▶ Tasks to perform:
- 1) Reproduce the shadow page table thread between "According to the" and "you spotted it.", inclusive, and swap "bug" for "defect".
- 2) In the shadow page table thread, which guest page table entries does the bug in xi_invl_mfn affect?

▶ Text:
>>>>>

All of lore.kernel.org
 help / color / mirror / Atom feed
From: zhu <vanbas.han@gmail.com>
To: "Robert S. Phillips" <rphillips@virtualiron.com>
Cc: Xen-devel@lists.xensource.com
Subject: [PATCH - proposed] XI Shadow Page Table Mechanism]
Date: Fri, 30 Jun 2006 10:37:16 +0800	[thread overview]
Message-ID: <44A48E5C.8060609@gmail.com> (raw)
In-Reply-To: <44A3F073.50305@virtualiron.com>

[-- Warning: decoded text below may be mangled, UTF-8 assumed --]
[-- Attachment #1: Type: text/plain; charset=gb18030; format=flowed, Size: 11900 bytes --]

Hi, Robert,
I found out another confusing code snippet:
in void xi_invl_mfn(struct domain *d, unsigned long mfn)
     if (ext && pfn < ext->large_page_aligned_size)

According to the code, it should be
     if (ext && (pfn>>SPT_ENTRIES_ORDER) < ext->large_page_aligned_size)

If I made any mistake, please point it out.
_______________________________________________________
Best Regards,
hanzhu


Robert S. Phillips дµÀ:
> Hi Han,
> Yes it is a bug but of limited impact.  The effect is that we will fail 
> to keep the 'accessed' flag up-to-date but only for L3 guest page table 
> entries in 64-bit guests.   Still I'm very pleased that you spotted it.
> -- rsp
> 
> Robert S. Phillips wrote:
>> Hi Han,
>> I think you're right.  I'll get back to you soon after we review the 
>> ramifications.
>> Thanks!
>> -- rsp
>> p.s. Out of curiosity ... where do you work?
>>
>> han wrote:
>>> Hi Robert,
>>> Thanks a lot for your thorough explanation.
>>> However, in dt_init_action I notice this code snippet:
>>> +            int _32pae_l3 = c_nr_levels <= 3 && c_level == 3;
>>> Seems c_nr_levels is always <= 3, isn't it?
>>> I'm afraid the code means that c_nr_levels == 3.
>>>
>>> I suppose the c_nr_levels should be 3 if the guest is 32bit(pae or 
>>> not), and c_nr_levels should be 4 if the guest is 64bit. So I 
>>> mentioned you about the code for uncombine_nr_levels.
>>>
>>>
>>> _______________________________________________________
>>> Best Regards,
>>> hanzhu
>>>
>>>
>>> Robert S. Phillips дµÀ:
>>>> Hello Han,
>>>>
>>>> The puzzling function, uncombine_nr_levels(),  should be reviewed 
>>>> together with the previous two functions: combine nr_levels() and 
>>>> uncombine_level(), shown below.  The problem I'm attempting to solve 
>>>> is to minimize the size of the decision table.  It is currently 4096 
>>>> entries.
>>>>
>>>> The decision function depends on "level" (that is, the level of the 
>>>> current shadow page table) and, to a lesser extent, on "nr_levels"

<<<<<

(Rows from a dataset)

>>>>>

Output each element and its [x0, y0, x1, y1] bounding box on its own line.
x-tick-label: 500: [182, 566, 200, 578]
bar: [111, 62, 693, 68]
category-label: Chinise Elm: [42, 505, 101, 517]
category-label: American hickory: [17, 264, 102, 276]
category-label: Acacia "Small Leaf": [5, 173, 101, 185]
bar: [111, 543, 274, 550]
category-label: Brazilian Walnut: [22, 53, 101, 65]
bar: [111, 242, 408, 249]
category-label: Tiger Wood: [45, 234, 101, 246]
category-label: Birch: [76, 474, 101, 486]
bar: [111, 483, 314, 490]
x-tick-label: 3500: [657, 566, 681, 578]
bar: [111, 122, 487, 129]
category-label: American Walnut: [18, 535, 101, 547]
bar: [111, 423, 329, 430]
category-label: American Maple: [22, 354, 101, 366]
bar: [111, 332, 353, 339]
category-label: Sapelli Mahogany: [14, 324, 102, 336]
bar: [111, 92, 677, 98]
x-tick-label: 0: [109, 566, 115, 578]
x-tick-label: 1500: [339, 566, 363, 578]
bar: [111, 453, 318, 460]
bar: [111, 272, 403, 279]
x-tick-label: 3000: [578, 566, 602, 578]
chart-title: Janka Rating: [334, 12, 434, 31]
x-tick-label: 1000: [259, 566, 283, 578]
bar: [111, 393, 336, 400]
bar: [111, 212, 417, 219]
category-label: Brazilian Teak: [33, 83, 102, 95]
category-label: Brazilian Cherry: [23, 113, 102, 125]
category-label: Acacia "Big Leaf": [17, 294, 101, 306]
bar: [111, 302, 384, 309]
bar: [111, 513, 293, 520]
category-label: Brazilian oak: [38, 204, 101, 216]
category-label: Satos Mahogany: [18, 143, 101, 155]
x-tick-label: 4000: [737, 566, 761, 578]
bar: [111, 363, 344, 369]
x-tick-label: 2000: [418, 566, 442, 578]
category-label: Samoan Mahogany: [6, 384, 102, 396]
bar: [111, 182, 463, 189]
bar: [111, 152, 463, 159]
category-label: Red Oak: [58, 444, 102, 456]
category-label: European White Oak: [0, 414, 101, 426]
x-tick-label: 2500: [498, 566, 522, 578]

<<<<<

▶ Results for the exercise:
- 1)
According to the code, it should be
     if (ext && (pfn>>SPT_ENTRIES_ORDER) < ext->large_page_aligned_size)

If I made any mistake, please point it out.
_______________________________________________________
Best Regards,
hanzhu


Robert S. Phillips дµÀ:
> Hi Han,
> Yes it is a defect but of limited impact.  The effect is that we will fail 
> to keep the 'accessed' flag up-to-date but only for L3 guest page table 
> entries in 64-bit guests.   Still I'm very pleased that you spotted it.

- 2) L3 guest page table entries in 64-bit guests.